Document passage
I have previously run two marathons and was not healthy for either of them. I ran both with a huge knee brace and probably shouldn't have run the second one at all. In both cases, I felt fine at the beginning of the training and started to have lots of knee pain once the milage started to add up.
There are a few factors that are working in my favor this time. First, I know that one of my biggest weaknesses is my IT-band and I know how to treat it proactively, preventatively and aggressively. (For those lucky individuals unaware of IT-band syndrome, here is a link to a general description of the issue.) I know that my IT-bands are the things most likely to cause me trouble, and knowing my enemy is an important part of the battle. Second, I have built up a better base going into this marathon training than I did for either of the previous marathons. The milage jump will not be nearly as drastic because I have already been doing decent milage to train for the half marathons that I have run this year. Still, knowing that these differences are in my favor, I am nervous.
I feel like I am super-sensitive about my IT-bands and worry about how they feel all the time. I have a feeling that my foam roller and I are going to be spending lots of time together over the coming months. My current foam roller has been through a lot. I got it during the summer of 2008 when I was having knee pain and didn't know what it was or what to do. I saw an exercise physiologist who was a friend of a friend and agreed to see me for one free session. He recognized my IT-band as the culprit and gave me the foam roller then, but is definitely time to replace it. It's shaped more like a dog bone now than a cylinder, but I have continued to convince myself that it is still functional, so I haven't felt the need to switch it out. My recent realization that I am going to be rolling my IT-band as often as 4 times a day has made me look at my foam roller a little differently. I think the time has finally come. I read some reviews online and thought about making my own with pvc pipe and a yoga mat, but when Matt asked me yesterday what I wanted for my birthday next week I immediately thought "a new roller!" I gave him the link for "the Grid" which got some good reviews.
3. I am worried about my fundraising.
I know that I need to start sending out notes to people in the mail and that I need to put something up in the kitchen at work if I want to get more donations. But, just like I was nervous about releasing the website, I am nervous about taking this next step too. I am nervous that people won't respond or donate, but I know that no one can respond if there's nothing for them to respond to! I need to suck it up and get going on this. I need to formulate a plan and then start acting. I think taking action will help alleviate some of my worry about it.
4. I am concerned that I am not eating healthily enough.
I try to be good and eat what I am supposed to eat, but lately I have been feeling like I should be doing a lot better. For example, after the half-marathon, Matt and I decided to treat ourselves by ordering crappy Chinese take-out for dinner. We ended up ordering a ton of it, so I ended up eating egg rolls and crab rangoons and General Tso's chicken for like three days. I have also been putting away the left-over Halloween candy like it's my job. I realized last night, as I finally finished off the General Tso's chicken and pork fried rice, that I haven't had salad in like two weeks. That's obviously not good. I need to get back on track with making healthy eating decisions. And I want to get into the routine of making good decisions before the holiday season gets underway and tempts me incessantly with all of its glorious treats and goodies. :)
So, basically, I have been feeling a little overwhelmed for the past few days. I think that having the IMM to work toward was distracting me a little from all of these worries, but now that it's out of the way, my real goal, and all of the details that come along with it, is staring me straight in the face. I have a lot to do. First on the list is making some plans so that I feel like my concerns are manageable and that my goals are achievable.

(Document understanding data)

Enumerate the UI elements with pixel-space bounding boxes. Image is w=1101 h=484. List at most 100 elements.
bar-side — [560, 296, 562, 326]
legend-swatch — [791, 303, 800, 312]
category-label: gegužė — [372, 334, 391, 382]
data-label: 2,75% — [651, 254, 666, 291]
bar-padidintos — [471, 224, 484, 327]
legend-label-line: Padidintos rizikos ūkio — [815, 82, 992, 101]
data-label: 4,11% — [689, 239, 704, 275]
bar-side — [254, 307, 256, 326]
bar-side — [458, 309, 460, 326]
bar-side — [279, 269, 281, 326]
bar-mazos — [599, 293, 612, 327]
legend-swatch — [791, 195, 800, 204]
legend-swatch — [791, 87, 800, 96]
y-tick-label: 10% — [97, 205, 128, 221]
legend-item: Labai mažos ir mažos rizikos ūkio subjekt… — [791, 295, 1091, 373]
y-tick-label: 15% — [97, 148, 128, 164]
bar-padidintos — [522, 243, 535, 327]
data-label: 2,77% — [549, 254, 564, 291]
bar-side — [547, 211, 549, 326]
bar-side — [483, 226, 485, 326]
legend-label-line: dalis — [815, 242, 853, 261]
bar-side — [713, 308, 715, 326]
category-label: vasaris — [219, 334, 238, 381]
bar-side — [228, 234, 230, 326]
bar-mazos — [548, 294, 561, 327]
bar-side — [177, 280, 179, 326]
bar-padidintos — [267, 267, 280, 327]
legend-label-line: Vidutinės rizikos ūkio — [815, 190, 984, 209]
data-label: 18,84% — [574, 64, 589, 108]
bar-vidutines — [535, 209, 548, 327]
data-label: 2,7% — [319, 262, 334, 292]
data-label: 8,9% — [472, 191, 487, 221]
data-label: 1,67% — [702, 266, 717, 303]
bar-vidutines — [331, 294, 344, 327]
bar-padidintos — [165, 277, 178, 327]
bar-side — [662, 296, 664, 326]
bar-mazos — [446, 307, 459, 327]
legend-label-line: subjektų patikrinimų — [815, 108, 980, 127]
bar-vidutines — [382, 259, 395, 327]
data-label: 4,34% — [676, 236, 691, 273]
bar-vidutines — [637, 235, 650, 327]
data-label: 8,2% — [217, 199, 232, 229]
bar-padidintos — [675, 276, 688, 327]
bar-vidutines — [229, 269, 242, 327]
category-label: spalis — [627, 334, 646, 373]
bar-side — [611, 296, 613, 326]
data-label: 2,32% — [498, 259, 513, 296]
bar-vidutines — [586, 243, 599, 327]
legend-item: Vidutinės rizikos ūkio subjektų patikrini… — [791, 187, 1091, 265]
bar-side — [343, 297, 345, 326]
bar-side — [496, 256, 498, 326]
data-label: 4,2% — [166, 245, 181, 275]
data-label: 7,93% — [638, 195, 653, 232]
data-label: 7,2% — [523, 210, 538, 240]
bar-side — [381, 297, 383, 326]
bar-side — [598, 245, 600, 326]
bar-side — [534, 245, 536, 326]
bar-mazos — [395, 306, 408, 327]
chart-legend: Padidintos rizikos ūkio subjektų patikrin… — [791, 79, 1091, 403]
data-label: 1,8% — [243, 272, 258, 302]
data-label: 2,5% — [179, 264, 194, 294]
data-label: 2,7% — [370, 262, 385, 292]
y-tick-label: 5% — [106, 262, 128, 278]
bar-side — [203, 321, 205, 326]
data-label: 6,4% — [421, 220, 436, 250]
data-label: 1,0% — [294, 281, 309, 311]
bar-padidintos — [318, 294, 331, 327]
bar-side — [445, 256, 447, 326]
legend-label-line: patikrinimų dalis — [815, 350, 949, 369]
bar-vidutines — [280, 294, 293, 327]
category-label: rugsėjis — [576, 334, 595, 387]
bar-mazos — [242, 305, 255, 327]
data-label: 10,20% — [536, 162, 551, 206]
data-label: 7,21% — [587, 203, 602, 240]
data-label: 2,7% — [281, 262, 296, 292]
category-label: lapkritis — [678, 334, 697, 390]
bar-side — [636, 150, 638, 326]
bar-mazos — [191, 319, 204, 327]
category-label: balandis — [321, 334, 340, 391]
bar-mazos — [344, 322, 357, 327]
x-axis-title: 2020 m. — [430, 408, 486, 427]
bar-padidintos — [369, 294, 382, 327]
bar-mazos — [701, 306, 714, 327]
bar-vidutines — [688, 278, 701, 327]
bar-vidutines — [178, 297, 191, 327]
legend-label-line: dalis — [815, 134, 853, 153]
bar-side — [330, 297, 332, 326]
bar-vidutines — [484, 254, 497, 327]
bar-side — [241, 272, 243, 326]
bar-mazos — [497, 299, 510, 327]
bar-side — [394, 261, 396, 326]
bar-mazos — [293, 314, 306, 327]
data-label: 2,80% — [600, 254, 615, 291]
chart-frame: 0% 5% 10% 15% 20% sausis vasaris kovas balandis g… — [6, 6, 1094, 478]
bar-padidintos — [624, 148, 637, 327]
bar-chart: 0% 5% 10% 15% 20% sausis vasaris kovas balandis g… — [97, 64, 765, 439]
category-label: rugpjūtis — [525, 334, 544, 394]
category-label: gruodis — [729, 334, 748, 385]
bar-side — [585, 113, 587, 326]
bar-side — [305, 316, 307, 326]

Required actions
A. Return the passage of the marathon training post from "There are a" up to and including "I am nervous.", word for word.
B. According to the marathon training post, why will the jump in mileage be less drastic this time? Explain in one to three sentences.
C. In the marathon training post, when did the writer get the current foam roller?

Answers to the exercise
A.
There are a few factors that are working in my favor this time. First, I know that one of my biggest weaknesses is my IT-band and I know how to treat it proactively, preventatively and aggressively. (For those lucky individuals unaware of IT-band syndrome, here is a link to a general description of the issue.) I know that my IT-bands are the things most likely to cause me trouble, and knowing my enemy is an important part of the battle. Second, I have built up a better base going into this marathon training than I did for either of the previous marathons. The milage jump will not be nearly as drastic because I have already been doing decent milage to train for the half marathons that I have run this year. Still, knowing that these differences are in my favor, I am nervous.

B. The mileage jump will be less drastic because the writer has already been running decent mileage while training for the half marathons run this year. That gives a better base than before either of the previous marathons.

C. During the summer of 2008.